- _AIM OF THE EXERCISE_: Look through the data below. Pick out the lines holding the string "бюджета".

Stored items:
= = = = = = =

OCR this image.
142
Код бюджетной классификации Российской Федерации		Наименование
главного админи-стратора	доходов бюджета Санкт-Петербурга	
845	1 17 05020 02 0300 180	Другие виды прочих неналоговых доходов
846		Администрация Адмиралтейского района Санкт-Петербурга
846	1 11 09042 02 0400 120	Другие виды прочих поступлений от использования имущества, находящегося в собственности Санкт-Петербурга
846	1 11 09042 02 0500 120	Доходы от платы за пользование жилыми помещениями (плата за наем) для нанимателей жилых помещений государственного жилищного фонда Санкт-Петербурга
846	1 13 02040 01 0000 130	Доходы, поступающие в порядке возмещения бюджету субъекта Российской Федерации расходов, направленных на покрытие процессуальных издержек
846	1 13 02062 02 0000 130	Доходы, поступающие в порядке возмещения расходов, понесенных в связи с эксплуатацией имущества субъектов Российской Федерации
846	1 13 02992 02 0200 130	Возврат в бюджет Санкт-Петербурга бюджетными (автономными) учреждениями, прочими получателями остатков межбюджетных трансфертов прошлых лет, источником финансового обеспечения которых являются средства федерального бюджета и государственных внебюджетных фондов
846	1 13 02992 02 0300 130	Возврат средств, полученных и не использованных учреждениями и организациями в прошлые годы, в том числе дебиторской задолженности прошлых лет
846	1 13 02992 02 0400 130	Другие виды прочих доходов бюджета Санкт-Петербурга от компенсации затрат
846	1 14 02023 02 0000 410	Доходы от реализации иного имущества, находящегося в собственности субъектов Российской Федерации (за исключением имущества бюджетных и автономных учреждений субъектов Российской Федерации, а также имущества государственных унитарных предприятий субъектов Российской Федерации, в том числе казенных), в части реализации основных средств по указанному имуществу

= = = = = = =

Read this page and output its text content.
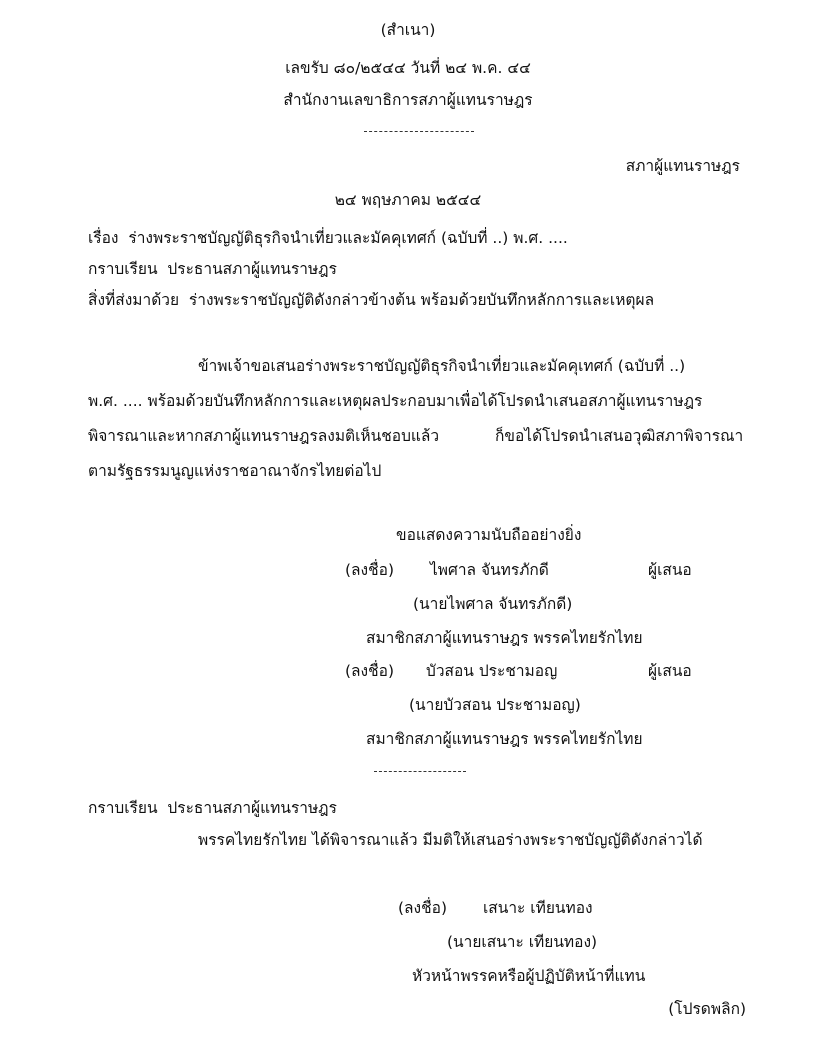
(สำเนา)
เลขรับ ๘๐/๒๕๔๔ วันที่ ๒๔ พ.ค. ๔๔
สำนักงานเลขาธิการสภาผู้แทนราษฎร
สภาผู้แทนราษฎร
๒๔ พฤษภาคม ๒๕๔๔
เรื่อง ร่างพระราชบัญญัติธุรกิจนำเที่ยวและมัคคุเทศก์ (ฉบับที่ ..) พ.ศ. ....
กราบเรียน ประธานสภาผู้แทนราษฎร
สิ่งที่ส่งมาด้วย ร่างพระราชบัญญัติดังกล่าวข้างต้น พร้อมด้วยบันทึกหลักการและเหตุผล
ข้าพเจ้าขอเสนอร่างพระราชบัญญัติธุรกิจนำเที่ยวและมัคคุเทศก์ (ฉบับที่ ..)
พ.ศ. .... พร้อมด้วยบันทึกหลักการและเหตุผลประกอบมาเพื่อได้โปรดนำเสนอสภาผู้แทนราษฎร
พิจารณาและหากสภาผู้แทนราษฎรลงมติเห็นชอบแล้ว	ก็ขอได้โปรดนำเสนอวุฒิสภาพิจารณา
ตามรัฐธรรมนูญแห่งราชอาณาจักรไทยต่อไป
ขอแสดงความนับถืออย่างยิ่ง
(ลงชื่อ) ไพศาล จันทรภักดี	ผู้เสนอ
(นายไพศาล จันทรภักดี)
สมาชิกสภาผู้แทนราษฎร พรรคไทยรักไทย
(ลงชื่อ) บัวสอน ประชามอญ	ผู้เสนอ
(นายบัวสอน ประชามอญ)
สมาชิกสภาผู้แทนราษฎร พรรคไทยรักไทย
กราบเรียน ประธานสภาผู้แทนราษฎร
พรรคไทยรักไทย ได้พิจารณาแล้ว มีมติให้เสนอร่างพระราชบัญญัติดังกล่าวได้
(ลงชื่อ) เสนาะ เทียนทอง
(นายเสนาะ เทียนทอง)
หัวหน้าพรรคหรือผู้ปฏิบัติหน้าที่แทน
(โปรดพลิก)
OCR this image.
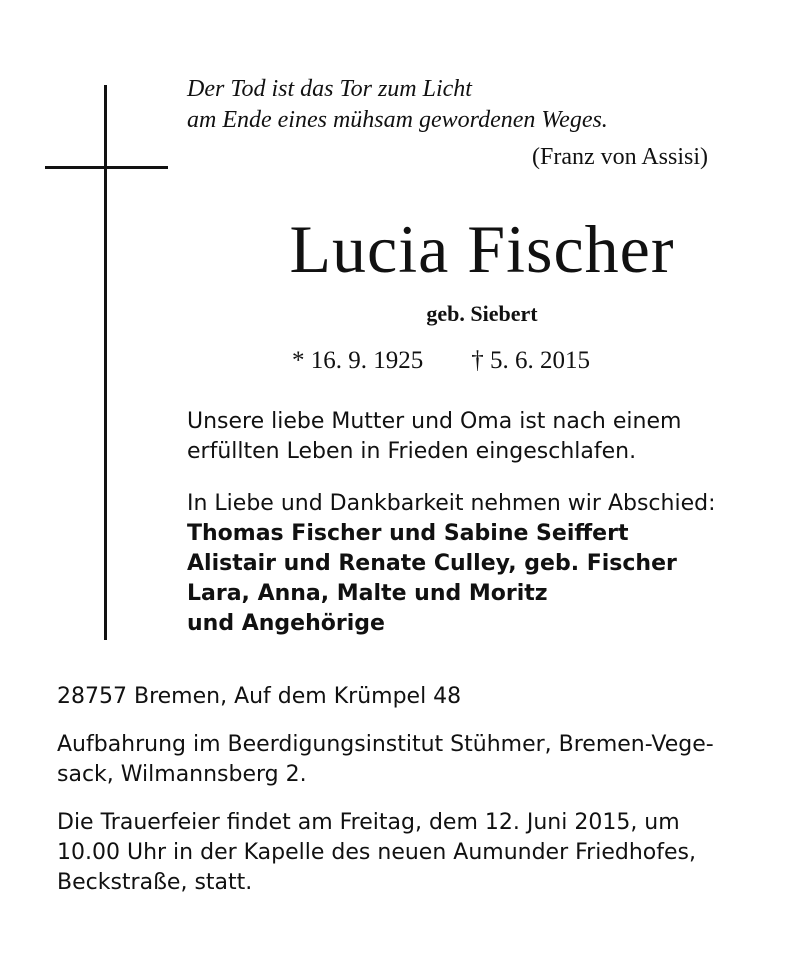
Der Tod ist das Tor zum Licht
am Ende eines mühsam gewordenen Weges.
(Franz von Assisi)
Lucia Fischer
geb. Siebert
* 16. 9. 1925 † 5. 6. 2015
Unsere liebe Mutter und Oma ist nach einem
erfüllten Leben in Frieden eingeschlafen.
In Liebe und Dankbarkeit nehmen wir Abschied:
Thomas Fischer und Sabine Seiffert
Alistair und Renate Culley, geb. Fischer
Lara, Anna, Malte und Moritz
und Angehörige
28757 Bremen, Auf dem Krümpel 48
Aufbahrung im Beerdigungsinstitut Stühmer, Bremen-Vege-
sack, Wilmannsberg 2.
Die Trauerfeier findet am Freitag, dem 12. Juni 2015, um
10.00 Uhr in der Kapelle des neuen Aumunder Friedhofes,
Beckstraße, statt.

= = = = = = =

- _FINAL RESULT_:
главного админи-стратора	доходов бюджета Санкт-Петербурга	
846	1 13 02992 02 0200 130	Возврат в бюджет Санкт-Петербурга бюджетными (автономными) учреждениями, прочими получателями остатков межбюджетных трансфертов прошлых лет, источником финансового обеспечения которых являются средства федерального бюджета и государственных внебюджетных фондов
846	1 13 02992 02 0400 130	Другие виды прочих доходов бюджета Санкт-Петербурга от компенсации затрат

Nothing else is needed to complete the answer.